Data to use =

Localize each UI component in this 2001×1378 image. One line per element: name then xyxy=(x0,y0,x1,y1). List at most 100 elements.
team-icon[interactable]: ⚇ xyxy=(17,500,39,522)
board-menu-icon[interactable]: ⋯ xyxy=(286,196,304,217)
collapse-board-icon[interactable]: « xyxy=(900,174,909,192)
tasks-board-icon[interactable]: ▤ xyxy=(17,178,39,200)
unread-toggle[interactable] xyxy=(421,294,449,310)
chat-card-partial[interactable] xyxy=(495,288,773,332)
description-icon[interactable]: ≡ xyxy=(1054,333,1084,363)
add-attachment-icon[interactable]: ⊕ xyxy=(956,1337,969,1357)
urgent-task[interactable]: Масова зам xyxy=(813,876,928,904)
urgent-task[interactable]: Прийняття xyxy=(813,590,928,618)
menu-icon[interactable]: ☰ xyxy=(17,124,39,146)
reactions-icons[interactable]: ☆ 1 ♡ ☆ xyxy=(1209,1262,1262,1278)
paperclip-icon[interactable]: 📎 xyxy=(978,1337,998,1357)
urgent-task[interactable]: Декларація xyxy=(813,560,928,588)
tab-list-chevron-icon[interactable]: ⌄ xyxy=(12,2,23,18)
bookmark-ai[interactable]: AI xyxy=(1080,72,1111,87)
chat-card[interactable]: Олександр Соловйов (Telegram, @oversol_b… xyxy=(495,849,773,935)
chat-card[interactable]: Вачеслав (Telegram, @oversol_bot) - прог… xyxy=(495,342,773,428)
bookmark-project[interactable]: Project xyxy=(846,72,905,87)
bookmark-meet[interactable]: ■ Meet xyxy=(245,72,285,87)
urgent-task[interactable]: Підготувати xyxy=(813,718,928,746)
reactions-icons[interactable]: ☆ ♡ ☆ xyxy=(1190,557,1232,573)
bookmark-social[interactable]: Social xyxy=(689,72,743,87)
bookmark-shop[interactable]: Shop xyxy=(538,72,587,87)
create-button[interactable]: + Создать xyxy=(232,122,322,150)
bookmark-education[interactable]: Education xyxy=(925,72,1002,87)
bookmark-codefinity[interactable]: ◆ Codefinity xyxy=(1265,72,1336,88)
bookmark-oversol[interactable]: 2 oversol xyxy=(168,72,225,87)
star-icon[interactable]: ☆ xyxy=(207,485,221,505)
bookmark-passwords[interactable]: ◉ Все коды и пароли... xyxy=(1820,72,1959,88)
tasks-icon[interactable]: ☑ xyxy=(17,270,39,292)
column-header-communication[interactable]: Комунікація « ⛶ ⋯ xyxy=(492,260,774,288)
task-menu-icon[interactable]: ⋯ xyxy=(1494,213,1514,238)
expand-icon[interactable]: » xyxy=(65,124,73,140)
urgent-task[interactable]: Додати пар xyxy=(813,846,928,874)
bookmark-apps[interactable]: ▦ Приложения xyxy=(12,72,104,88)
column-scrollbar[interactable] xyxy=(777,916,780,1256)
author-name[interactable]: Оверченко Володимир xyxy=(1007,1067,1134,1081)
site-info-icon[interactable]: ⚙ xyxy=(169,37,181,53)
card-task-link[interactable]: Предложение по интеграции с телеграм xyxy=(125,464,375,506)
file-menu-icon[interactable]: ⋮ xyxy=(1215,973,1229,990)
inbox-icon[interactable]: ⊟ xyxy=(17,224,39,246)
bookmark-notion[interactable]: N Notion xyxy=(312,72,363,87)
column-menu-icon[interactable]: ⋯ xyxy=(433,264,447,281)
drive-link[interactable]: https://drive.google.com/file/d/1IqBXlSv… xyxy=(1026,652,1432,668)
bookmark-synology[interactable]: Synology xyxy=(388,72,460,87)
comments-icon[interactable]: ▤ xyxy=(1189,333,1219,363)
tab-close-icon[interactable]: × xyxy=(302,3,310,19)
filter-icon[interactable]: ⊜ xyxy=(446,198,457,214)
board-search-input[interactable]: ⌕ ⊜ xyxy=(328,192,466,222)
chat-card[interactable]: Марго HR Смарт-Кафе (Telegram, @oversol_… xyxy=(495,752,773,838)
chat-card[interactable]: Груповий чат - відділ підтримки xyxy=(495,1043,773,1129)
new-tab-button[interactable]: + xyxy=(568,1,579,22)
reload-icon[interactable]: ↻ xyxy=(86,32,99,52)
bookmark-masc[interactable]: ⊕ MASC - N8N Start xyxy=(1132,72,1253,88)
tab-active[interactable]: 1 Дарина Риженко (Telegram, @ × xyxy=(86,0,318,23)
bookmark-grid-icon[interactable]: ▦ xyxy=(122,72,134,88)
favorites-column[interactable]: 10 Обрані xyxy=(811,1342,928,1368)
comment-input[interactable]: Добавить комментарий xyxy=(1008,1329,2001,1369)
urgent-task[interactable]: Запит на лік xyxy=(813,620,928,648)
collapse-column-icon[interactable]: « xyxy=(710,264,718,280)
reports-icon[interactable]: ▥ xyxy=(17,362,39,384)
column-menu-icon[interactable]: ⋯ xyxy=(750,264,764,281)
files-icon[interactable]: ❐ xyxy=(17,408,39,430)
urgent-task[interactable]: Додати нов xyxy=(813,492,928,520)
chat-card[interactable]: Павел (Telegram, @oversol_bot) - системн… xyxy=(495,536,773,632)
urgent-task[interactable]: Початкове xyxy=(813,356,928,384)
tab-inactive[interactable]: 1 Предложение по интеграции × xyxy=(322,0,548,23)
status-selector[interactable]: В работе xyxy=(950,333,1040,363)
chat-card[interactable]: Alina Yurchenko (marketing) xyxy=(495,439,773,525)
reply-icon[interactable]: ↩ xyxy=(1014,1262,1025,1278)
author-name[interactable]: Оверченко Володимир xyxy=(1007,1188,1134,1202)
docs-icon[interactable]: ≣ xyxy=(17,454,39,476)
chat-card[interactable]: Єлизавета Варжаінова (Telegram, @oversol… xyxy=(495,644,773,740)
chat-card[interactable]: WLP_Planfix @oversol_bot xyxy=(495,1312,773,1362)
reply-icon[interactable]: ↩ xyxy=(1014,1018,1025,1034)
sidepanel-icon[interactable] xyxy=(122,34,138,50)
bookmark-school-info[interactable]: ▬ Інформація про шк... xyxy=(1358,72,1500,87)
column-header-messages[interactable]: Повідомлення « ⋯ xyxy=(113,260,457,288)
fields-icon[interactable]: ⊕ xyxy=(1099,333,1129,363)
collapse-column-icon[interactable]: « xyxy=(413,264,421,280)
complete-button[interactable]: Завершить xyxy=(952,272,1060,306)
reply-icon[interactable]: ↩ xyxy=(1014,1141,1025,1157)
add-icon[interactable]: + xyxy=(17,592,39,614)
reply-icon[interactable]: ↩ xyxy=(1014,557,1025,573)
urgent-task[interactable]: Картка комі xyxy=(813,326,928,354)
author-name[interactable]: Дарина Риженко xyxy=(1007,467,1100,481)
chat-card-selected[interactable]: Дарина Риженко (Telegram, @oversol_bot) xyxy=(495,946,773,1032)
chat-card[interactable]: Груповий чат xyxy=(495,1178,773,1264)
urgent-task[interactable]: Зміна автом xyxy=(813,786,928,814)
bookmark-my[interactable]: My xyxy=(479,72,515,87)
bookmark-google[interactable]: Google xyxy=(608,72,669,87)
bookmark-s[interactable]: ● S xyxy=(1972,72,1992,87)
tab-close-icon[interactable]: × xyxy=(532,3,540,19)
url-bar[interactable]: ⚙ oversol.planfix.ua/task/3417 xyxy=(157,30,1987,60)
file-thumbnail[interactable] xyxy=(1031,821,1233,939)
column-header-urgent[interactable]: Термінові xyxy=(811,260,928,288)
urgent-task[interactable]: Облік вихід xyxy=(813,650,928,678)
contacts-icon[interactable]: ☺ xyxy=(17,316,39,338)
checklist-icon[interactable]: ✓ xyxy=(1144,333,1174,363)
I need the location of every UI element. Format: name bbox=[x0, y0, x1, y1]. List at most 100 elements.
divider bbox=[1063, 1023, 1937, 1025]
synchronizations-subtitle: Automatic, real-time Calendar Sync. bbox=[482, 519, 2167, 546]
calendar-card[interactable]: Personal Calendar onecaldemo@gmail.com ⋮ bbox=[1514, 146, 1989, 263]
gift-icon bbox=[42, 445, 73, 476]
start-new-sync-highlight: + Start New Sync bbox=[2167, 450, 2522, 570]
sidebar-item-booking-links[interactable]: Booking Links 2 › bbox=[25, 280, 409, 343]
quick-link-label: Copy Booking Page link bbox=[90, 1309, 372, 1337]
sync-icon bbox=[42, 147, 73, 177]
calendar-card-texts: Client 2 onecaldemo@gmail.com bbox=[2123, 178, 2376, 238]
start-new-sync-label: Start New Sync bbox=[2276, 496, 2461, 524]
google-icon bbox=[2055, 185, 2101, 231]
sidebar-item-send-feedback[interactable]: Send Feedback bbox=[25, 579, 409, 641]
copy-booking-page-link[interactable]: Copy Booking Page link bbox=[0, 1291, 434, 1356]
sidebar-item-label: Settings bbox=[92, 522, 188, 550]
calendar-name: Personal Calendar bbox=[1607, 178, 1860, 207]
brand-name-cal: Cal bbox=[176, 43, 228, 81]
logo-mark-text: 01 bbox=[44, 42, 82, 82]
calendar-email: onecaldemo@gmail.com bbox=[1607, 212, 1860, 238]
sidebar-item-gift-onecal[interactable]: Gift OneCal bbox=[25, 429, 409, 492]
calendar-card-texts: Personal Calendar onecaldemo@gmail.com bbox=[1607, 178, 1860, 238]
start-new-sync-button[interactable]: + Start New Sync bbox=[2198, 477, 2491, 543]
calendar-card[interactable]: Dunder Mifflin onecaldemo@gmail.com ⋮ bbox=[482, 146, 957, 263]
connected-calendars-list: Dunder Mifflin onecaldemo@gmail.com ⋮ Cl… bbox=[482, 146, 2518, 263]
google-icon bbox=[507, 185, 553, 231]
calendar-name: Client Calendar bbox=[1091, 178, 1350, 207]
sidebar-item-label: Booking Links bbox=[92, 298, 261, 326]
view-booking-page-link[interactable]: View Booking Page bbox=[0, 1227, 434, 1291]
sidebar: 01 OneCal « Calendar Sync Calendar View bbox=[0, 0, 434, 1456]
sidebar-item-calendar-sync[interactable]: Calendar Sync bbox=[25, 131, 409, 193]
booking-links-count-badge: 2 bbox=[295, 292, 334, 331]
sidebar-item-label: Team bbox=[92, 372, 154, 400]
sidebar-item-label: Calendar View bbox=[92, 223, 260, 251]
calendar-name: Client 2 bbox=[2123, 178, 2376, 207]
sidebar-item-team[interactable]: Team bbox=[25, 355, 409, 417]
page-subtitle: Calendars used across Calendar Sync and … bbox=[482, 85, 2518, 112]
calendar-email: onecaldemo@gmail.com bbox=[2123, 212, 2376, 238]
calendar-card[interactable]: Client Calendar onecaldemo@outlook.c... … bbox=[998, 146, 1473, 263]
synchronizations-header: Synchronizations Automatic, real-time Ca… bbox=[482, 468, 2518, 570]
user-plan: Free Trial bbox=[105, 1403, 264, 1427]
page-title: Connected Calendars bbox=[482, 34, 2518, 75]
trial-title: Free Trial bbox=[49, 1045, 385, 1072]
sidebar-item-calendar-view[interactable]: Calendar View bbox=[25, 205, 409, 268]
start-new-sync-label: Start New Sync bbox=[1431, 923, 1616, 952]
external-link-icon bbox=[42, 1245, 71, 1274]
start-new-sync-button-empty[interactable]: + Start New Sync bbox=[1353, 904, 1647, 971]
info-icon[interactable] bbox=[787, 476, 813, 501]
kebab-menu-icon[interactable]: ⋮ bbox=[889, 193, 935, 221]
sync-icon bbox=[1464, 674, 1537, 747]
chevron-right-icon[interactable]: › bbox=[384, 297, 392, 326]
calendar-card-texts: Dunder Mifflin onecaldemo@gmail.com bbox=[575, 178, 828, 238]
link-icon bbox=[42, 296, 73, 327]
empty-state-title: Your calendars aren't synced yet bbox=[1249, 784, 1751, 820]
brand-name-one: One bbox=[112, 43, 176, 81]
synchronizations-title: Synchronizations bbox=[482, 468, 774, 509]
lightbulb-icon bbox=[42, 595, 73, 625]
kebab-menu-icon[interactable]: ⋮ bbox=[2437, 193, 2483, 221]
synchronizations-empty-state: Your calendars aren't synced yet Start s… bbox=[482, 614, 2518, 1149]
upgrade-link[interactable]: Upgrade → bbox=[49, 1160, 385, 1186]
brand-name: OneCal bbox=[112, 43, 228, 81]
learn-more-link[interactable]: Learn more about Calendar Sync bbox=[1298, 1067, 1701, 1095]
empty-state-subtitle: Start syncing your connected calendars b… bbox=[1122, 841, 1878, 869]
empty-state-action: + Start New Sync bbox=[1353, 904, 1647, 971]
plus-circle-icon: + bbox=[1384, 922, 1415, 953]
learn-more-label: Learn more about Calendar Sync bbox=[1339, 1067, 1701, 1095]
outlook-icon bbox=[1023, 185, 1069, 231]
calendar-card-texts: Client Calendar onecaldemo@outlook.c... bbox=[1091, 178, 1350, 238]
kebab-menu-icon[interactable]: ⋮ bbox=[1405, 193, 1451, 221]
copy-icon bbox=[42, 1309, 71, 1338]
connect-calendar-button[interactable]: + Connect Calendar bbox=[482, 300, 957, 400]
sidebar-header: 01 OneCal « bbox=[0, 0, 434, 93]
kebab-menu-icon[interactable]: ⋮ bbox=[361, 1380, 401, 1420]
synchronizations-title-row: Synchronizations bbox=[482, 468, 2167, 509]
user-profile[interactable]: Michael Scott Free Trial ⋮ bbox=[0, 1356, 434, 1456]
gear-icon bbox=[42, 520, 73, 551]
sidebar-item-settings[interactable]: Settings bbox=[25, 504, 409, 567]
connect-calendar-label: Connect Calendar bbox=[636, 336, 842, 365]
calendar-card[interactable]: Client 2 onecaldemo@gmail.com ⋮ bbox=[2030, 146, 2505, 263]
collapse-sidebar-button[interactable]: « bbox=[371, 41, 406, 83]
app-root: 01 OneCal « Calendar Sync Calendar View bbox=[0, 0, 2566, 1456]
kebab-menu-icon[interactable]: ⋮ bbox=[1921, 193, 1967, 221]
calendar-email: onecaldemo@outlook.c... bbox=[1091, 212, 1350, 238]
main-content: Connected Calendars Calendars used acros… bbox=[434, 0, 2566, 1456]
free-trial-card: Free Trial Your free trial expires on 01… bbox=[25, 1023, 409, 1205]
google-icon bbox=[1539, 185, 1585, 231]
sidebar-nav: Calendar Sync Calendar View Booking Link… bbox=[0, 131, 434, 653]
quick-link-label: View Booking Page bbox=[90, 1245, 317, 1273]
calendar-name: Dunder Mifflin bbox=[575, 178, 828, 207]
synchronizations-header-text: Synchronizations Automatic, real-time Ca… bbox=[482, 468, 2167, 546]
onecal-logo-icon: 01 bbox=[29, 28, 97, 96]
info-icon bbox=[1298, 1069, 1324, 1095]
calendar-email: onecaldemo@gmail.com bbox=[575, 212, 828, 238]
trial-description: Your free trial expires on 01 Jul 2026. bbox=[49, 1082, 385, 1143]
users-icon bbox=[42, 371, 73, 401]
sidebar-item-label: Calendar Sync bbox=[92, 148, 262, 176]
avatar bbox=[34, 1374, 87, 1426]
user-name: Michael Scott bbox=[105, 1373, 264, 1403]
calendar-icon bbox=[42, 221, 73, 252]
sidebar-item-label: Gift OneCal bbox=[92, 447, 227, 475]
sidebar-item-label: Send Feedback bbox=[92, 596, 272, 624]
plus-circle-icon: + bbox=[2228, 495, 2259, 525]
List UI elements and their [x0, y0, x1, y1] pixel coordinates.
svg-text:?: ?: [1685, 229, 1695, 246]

Given task =
Can you format the records above as a numbered list, beginning at their first line and stopping after the line that contains "bookmark-project[interactable]: Project xyxy=(846,72,905,87)", with any blank lines left out?

Solution to this exercise =
1. Localize each UI component in this 2001×1378 image. One line per element: name then xyxy=(x0,y0,x1,y1). List at most 100 elements.
2. team-icon[interactable]: ⚇ xyxy=(17,500,39,522)
3. board-menu-icon[interactable]: ⋯ xyxy=(286,196,304,217)
4. collapse-board-icon[interactable]: « xyxy=(900,174,909,192)
5. tasks-board-icon[interactable]: ▤ xyxy=(17,178,39,200)
6. unread-toggle[interactable] xyxy=(421,294,449,310)
7. chat-card-partial[interactable] xyxy=(495,288,773,332)
8. description-icon[interactable]: ≡ xyxy=(1054,333,1084,363)
9. add-attachment-icon[interactable]: ⊕ xyxy=(956,1337,969,1357)
10. urgent-task[interactable]: Масова зам xyxy=(813,876,928,904)
11. urgent-task[interactable]: Прийняття xyxy=(813,590,928,618)
12. menu-icon[interactable]: ☰ xyxy=(17,124,39,146)
13. reactions-icons[interactable]: ☆ 1 ♡ ☆ xyxy=(1209,1262,1262,1278)
14. paperclip-icon[interactable]: 📎 xyxy=(978,1337,998,1357)
15. urgent-task[interactable]: Декларація xyxy=(813,560,928,588)
16. tab-list-chevron-icon[interactable]: ⌄ xyxy=(12,2,23,18)
17. bookmark-ai[interactable]: AI xyxy=(1080,72,1111,87)
18. chat-card[interactable]: Олександр Соловйов (Telegram, @oversol_b… xyxy=(495,849,773,935)
19. chat-card[interactable]: Вачеслав (Telegram, @oversol_bot) - прог… xyxy=(495,342,773,428)
20. bookmark-project[interactable]: Project xyxy=(846,72,905,87)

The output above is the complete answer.